Element and coordinate records
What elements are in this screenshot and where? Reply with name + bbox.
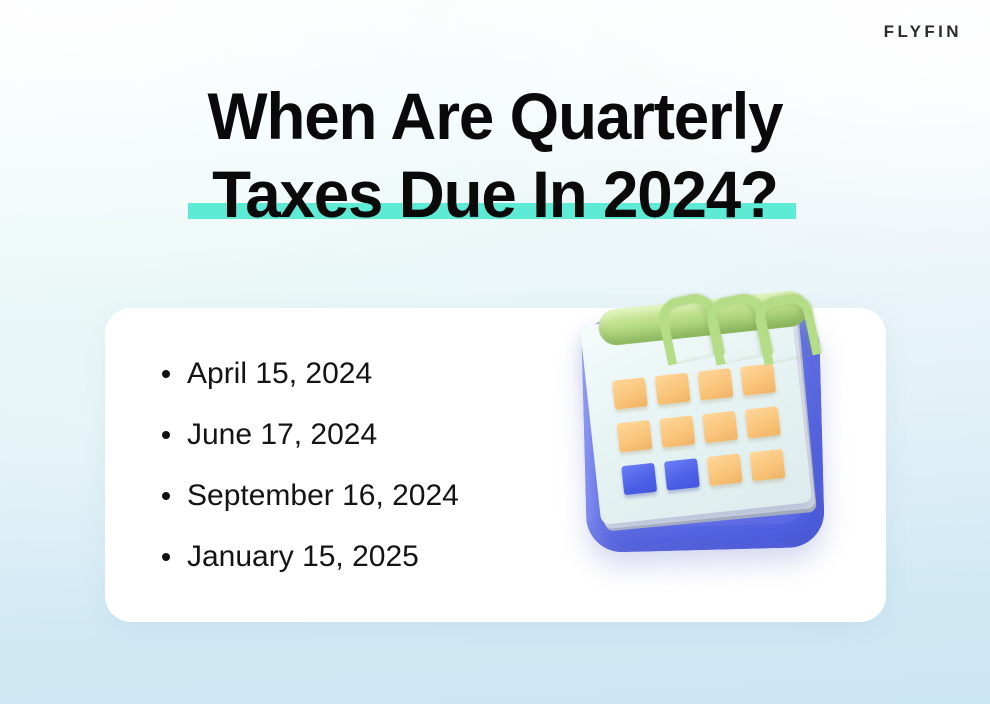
calendar-day-cell — [749, 449, 785, 481]
calendar-day-cell — [655, 373, 691, 405]
bullet-icon — [162, 553, 170, 561]
page-title: When Are Quarterly Taxes Due In 2024? — [0, 78, 990, 232]
page-title-line-2: Taxes Due In 2024? — [17, 156, 972, 232]
calendar-day-cell — [745, 406, 781, 438]
list-item: April 15, 2024 — [162, 356, 459, 417]
calendar-day-cell — [617, 420, 653, 452]
calendar-binder-bar — [597, 289, 810, 347]
calendar-day-cell — [659, 415, 695, 447]
calendar-day-cell — [697, 368, 733, 400]
list-item: September 16, 2024 — [162, 478, 459, 539]
list-item-label: April 15, 2024 — [187, 357, 372, 390]
calendar-day-cell-highlight — [664, 458, 700, 490]
calendar-day-cell — [740, 363, 776, 395]
list-item-label: June 17, 2024 — [187, 418, 377, 451]
flyfin-logo: FLYFIN — [884, 22, 962, 42]
list-item: January 15, 2025 — [162, 539, 459, 600]
calendar-day-cell — [612, 377, 648, 409]
calendar-day-cell-highlight — [621, 463, 657, 495]
bullet-icon — [162, 492, 170, 500]
calendar-day-cell — [702, 411, 738, 443]
due-date-list: April 15, 2024 June 17, 2024 September 1… — [162, 356, 459, 600]
page-title-line-1: When Are Quarterly — [17, 78, 972, 154]
calendar-binder-ring — [751, 290, 821, 366]
bullet-icon — [162, 431, 170, 439]
calendar-grid — [612, 363, 786, 497]
calendar-icon — [572, 276, 834, 572]
list-item-label: January 15, 2025 — [187, 540, 419, 573]
list-item-label: September 16, 2024 — [187, 479, 459, 512]
list-item: June 17, 2024 — [162, 417, 459, 478]
infographic-slide: FLYFIN When Are Quarterly Taxes Due In 2… — [0, 0, 990, 704]
calendar-day-cell — [707, 454, 743, 486]
bullet-icon — [162, 370, 170, 378]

» **SET TASK**
Rewrite as a numbered list the lines from the one containing "calendar-day-cell — [749, 449, 785, 481]" through the final line of the records, leaving out any blank lines.

» **REPLY TO THE EXERCISE**
1. calendar-day-cell — [749, 449, 785, 481]
2. calendar-day-cell — [655, 373, 691, 405]
3. bullet-icon — [162, 553, 170, 561]
4. page-title: When Are Quarterly Taxes Due In 2024? — [0, 78, 990, 232]
5. page-title-line-2: Taxes Due In 2024? — [17, 156, 972, 232]
6. calendar-day-cell — [745, 406, 781, 438]
7. list-item: April 15, 2024 — [162, 356, 459, 417]
8. calendar-day-cell — [617, 420, 653, 452]
9. calendar-binder-bar — [597, 289, 810, 347]
10. calendar-day-cell — [659, 415, 695, 447]
11. calendar-day-cell — [697, 368, 733, 400]
12. list-item: September 16, 2024 — [162, 478, 459, 539]
13. list-item-label: April 15, 2024 — [187, 357, 372, 390]
14. calendar-day-cell-highlight — [664, 458, 700, 490]
15. calendar-day-cell — [740, 363, 776, 395]
16. list-item-label: June 17, 2024 — [187, 418, 377, 451]
17. flyfin-logo: FLYFIN — [884, 22, 962, 42]
18. list-item: January 15, 2025 — [162, 539, 459, 600]
19. calendar-day-cell — [612, 377, 648, 409]
20. calendar-day-cell-highlight — [621, 463, 657, 495]
21. bullet-icon — [162, 492, 170, 500]
22. calendar-day-cell — [702, 411, 738, 443]
23. due-date-list: April 15, 2024 June 17, 2024 September 1… — [162, 356, 459, 600]
24. page-title-line-1: When Are Quarterly — [17, 78, 972, 154]
25. calendar-binder-ring — [751, 290, 821, 366]
26. bullet-icon — [162, 431, 170, 439]
27. calendar-grid — [612, 363, 786, 497]
28. calendar-icon — [572, 276, 834, 572]
29. list-item-label: January 15, 2025 — [187, 540, 419, 573]
30. list-item-label: September 16, 2024 — [187, 479, 459, 512]
31. list-item: June 17, 2024 — [162, 417, 459, 478]
32. infographic-slide: FLYFIN When Are Quarterly Taxes Due In 2… — [0, 0, 990, 704]
33. calendar-day-cell — [707, 454, 743, 486]
34. bullet-icon — [162, 370, 170, 378]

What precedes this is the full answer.